**Dataset records:**

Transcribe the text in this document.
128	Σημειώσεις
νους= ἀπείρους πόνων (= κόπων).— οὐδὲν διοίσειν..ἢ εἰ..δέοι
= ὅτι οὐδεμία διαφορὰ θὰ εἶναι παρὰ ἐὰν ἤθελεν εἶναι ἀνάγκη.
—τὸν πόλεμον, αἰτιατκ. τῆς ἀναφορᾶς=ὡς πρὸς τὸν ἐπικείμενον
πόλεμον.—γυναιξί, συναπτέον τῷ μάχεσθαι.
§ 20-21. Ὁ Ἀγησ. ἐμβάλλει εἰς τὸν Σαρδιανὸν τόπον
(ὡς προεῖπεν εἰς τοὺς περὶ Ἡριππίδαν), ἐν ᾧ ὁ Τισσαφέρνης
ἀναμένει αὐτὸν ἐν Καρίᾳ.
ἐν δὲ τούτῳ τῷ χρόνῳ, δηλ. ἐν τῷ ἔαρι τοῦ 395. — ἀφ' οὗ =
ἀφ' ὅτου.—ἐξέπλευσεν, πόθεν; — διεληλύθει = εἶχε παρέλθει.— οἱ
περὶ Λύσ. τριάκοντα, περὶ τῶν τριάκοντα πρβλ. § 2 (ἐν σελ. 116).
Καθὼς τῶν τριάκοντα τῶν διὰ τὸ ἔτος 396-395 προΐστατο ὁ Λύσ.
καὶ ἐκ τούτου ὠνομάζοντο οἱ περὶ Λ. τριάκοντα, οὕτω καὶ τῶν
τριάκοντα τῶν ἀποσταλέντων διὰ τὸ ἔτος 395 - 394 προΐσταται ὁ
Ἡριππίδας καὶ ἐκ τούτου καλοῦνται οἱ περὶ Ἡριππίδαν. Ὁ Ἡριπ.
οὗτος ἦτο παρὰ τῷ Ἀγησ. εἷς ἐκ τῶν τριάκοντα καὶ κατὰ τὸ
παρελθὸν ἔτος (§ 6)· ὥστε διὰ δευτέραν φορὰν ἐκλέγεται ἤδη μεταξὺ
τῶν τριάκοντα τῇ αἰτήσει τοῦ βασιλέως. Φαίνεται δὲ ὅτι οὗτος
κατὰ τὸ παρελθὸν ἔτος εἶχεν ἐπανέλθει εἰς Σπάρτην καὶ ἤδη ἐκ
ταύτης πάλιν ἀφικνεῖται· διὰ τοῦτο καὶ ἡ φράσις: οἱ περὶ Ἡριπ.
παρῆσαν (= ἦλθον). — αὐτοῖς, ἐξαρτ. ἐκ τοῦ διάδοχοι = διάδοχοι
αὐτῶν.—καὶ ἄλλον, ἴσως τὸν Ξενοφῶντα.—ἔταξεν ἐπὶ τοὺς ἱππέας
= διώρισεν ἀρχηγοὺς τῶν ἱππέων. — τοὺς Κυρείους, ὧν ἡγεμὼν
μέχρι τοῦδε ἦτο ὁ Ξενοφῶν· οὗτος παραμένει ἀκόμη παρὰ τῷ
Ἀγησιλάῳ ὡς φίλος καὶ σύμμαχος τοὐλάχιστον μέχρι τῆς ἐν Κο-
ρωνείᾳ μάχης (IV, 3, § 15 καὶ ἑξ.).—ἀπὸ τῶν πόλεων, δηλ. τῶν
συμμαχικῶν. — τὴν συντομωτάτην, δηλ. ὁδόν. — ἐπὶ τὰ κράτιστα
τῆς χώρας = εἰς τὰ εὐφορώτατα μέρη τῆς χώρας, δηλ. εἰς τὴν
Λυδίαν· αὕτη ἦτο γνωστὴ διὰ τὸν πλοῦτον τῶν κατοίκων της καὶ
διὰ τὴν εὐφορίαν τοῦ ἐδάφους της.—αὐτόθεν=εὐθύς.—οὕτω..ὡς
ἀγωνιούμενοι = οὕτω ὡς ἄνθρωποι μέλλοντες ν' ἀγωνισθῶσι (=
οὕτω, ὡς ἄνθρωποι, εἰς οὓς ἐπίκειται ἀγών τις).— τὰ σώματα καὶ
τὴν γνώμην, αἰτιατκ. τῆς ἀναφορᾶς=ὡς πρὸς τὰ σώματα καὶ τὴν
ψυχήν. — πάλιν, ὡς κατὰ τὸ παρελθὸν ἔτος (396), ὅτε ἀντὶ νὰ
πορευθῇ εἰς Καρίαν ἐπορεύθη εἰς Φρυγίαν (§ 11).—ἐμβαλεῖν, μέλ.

**The task:** Search the records for the word "παρὰ" and copy every line where it occurs.

**Task answer:**
= ὅτι οὐδεμία διαφορὰ θὰ εἶναι παρὰ ἐὰν ἤθελεν εἶναι ἀνάγκη.
οὗτος ἦτο παρὰ τῷ Ἀγησ. εἷς ἐκ τῶν τριάκοντα καὶ κατὰ τὸ
μέχρι τοῦδε ἦτο ὁ Ξενοφῶν· οὗτος παραμένει ἀκόμη παρὰ τῷ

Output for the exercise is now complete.